- Exercise prompt: Find the lines containing the word "JSON" and copy every one of them.

BEGIN Information supplied

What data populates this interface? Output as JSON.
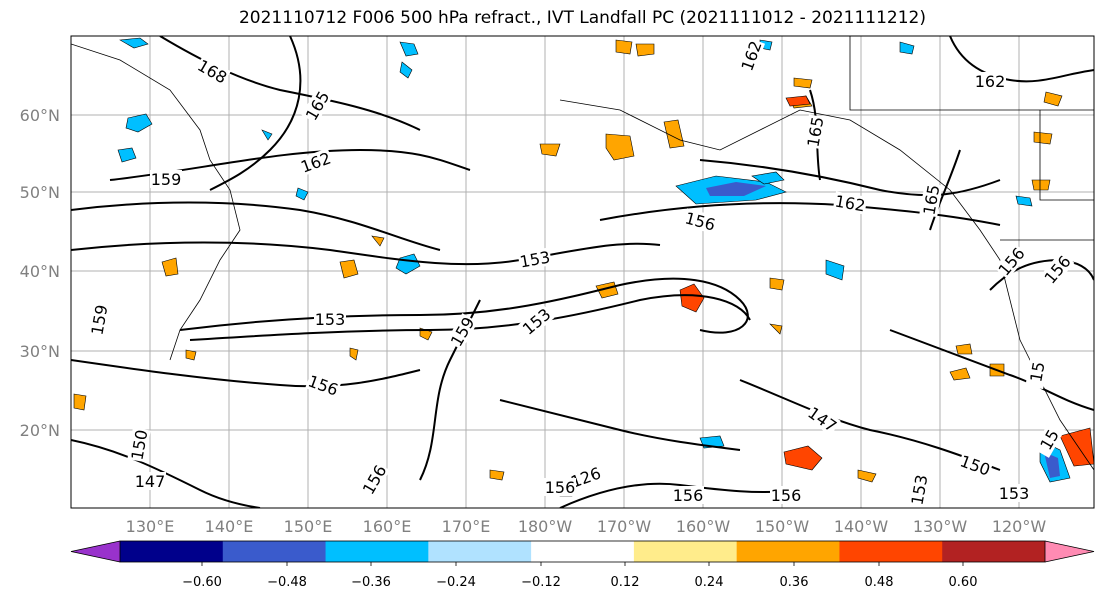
{
  "title": "2021110712 F006 500 hPa refract., IVT Landfall PC (2021111012 - 2021111212)",
  "lat_labels": [
    "60°N",
    "50°N",
    "40°N",
    "30°N",
    "20°N"
  ],
  "lon_labels": [
    "130°E",
    "140°E",
    "150°E",
    "160°E",
    "170°E",
    "180°W",
    "170°W",
    "160°W",
    "150°W",
    "140°W",
    "130°W",
    "120°W"
  ],
  "contour_labels": [
    "168",
    "165",
    "162",
    "159",
    "162",
    "165",
    "162",
    "165",
    "162",
    "156",
    "153",
    "153",
    "153",
    "159",
    "156",
    "156",
    "159",
    "147",
    "150",
    "147",
    "156",
    "153",
    "156",
    "126",
    "156",
    "156",
    "15",
    "156",
    "153",
    "15",
    "150"
  ],
  "colorbar": {
    "colors": [
      "#9932cc",
      "#00008b",
      "#3a5bcc",
      "#00bfff",
      "#b0e2ff",
      "#ffffff",
      "#ffec8b",
      "#ffa500",
      "#ff4500",
      "#b22222",
      "#ff8bb3"
    ],
    "ticks": [
      "−0.60",
      "−0.48",
      "−0.36",
      "−0.24",
      "−0.12",
      "0.12",
      "0.24",
      "0.36",
      "0.48",
      "0.60"
    ]
  }
}
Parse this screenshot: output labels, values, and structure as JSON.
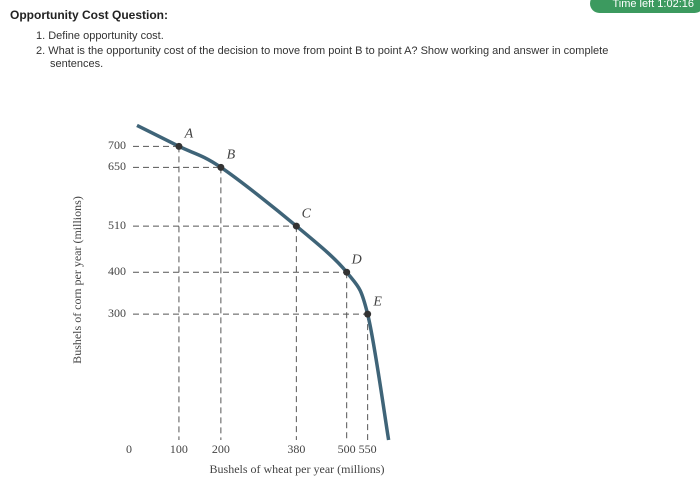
{
  "header": {
    "title": "Opportunity Cost Question:",
    "timer": "Time left 1:02:16"
  },
  "questions": [
    "1. Define opportunity cost.",
    "2. What is the opportunity cost of the decision to move from point B to point A? Show working and answer in complete",
    "sentences."
  ],
  "chart_data": {
    "type": "line",
    "xlabel": "Bushels of wheat per year (millions)",
    "ylabel": "Bushels of corn per year (millions)",
    "x": [
      0,
      100,
      200,
      380,
      500,
      550,
      600
    ],
    "series": [
      {
        "color": "#3f6478",
        "values": [
          750,
          700,
          650,
          510,
          400,
          300,
          0
        ]
      }
    ],
    "point_labels": [
      null,
      "A",
      "B",
      "C",
      "D",
      "E",
      null
    ],
    "xlim": [
      0,
      620
    ],
    "ylim": [
      0,
      770
    ],
    "xticks": [
      0,
      100,
      200,
      380,
      500,
      550
    ],
    "yticks": [
      300,
      400,
      510,
      650,
      700
    ],
    "grid": false
  }
}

END Information supplied

- The reply:
What data populates this interface? Output as JSON.
Parse this screenshot: output labels, values, and structure as JSON.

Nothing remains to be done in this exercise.